# EXERCISE PROMPT
Collect all lines from the records below that include the word "type".

# SUPPLIED MATERIAL
::::::::::

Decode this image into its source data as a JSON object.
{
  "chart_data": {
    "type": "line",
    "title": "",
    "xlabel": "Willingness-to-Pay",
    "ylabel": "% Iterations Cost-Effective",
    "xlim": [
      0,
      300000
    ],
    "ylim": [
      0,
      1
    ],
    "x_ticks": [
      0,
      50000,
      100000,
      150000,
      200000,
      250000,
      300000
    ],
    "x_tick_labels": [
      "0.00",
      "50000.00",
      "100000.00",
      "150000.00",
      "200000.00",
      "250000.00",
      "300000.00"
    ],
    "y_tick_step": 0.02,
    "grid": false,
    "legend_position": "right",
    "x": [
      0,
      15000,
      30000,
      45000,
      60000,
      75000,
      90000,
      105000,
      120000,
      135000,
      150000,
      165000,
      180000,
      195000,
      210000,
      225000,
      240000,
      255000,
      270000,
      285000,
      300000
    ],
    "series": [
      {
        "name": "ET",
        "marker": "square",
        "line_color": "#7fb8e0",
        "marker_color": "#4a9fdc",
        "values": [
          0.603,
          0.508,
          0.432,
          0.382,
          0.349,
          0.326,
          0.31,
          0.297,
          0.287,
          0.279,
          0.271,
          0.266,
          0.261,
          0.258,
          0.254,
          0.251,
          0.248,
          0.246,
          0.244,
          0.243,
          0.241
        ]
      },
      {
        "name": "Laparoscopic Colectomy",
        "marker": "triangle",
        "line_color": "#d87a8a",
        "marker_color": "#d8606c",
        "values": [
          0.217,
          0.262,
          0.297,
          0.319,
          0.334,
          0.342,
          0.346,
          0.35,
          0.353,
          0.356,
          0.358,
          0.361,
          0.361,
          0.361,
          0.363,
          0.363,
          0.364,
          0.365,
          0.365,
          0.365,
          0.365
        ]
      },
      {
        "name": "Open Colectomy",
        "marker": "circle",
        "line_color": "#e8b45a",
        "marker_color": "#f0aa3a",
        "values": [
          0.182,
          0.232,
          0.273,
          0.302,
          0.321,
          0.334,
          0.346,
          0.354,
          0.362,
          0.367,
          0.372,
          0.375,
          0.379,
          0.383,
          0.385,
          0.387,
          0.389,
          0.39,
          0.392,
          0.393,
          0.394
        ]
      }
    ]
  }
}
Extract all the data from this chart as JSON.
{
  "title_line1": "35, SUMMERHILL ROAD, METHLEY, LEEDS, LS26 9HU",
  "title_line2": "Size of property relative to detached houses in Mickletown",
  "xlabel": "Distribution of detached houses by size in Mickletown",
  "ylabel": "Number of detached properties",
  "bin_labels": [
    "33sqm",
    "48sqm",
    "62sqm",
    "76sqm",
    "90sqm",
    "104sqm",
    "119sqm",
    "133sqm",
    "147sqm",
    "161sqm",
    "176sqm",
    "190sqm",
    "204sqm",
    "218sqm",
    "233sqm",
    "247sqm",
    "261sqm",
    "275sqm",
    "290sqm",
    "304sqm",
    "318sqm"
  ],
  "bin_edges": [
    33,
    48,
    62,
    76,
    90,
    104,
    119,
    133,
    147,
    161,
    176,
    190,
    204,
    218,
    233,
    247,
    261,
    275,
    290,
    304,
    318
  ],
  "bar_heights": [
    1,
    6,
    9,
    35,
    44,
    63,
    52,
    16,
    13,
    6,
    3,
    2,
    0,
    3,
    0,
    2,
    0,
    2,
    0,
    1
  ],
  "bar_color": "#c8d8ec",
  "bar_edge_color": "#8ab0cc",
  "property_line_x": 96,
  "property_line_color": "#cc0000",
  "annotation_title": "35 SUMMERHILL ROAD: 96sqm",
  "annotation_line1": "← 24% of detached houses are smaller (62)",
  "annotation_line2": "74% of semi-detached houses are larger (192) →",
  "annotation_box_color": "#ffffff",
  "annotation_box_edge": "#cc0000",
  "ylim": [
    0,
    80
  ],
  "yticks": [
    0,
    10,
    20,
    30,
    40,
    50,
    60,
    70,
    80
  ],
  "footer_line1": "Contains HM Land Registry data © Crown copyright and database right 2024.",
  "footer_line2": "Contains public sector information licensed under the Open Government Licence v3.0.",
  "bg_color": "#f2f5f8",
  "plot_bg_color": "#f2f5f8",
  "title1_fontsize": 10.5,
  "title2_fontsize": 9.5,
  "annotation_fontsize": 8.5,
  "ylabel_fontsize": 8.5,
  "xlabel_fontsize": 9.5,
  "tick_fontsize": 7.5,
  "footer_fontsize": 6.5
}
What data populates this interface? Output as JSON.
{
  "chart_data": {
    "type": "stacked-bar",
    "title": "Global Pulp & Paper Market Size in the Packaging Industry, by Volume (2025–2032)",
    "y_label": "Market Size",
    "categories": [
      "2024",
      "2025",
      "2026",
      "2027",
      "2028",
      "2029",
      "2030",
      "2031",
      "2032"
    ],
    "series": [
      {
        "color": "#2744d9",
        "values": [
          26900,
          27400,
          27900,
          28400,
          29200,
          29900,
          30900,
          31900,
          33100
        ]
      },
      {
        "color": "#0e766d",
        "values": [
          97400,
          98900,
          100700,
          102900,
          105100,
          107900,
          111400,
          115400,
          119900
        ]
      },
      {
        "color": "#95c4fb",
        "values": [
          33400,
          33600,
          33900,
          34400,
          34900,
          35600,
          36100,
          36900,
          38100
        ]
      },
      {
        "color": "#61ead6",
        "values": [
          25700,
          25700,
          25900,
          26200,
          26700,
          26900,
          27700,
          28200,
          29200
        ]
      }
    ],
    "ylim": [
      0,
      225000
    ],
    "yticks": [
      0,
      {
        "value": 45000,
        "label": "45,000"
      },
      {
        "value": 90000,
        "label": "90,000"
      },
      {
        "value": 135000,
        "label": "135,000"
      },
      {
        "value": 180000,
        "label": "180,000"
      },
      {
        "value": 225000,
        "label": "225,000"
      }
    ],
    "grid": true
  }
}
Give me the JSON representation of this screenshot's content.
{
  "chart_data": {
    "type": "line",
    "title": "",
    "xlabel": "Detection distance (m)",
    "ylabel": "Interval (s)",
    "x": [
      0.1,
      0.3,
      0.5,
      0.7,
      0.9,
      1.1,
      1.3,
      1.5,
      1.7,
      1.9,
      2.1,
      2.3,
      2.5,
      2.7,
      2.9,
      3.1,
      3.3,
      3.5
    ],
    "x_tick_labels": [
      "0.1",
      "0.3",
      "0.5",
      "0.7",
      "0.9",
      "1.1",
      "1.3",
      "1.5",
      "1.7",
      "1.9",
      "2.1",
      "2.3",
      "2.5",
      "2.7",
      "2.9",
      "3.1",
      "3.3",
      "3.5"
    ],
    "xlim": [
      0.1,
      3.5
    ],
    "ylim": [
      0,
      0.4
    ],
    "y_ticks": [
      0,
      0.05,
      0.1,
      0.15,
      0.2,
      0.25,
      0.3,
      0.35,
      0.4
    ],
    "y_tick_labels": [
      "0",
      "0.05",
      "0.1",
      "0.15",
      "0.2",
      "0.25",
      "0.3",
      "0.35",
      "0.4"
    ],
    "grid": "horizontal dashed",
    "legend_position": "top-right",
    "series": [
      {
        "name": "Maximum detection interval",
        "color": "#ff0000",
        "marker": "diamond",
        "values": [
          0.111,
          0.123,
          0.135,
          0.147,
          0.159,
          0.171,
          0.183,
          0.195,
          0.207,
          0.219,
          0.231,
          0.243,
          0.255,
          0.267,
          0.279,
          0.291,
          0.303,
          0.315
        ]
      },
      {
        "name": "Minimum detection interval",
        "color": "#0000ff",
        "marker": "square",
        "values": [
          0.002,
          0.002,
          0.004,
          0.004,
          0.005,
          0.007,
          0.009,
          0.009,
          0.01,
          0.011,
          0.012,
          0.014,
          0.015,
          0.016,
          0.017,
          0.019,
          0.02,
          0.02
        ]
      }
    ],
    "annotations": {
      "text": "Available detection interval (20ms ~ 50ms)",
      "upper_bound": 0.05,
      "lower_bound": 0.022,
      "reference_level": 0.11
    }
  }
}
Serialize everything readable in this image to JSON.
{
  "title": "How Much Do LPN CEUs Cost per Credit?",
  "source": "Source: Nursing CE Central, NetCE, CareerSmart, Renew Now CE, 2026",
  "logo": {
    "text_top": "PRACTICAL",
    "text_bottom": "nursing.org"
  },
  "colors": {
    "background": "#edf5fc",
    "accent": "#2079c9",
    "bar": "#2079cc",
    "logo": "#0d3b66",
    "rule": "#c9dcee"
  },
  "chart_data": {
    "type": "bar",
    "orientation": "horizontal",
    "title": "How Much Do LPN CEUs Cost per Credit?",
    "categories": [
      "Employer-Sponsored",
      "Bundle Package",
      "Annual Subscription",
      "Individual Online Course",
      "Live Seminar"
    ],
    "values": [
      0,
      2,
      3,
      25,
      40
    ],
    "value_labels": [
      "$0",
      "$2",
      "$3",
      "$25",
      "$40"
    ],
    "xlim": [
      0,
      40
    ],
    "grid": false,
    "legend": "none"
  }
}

::::::::::

# COMPLETE RESPONSE
    "type": "line",
    "type": "stacked-bar",
    "type": "line",
    "type": "bar",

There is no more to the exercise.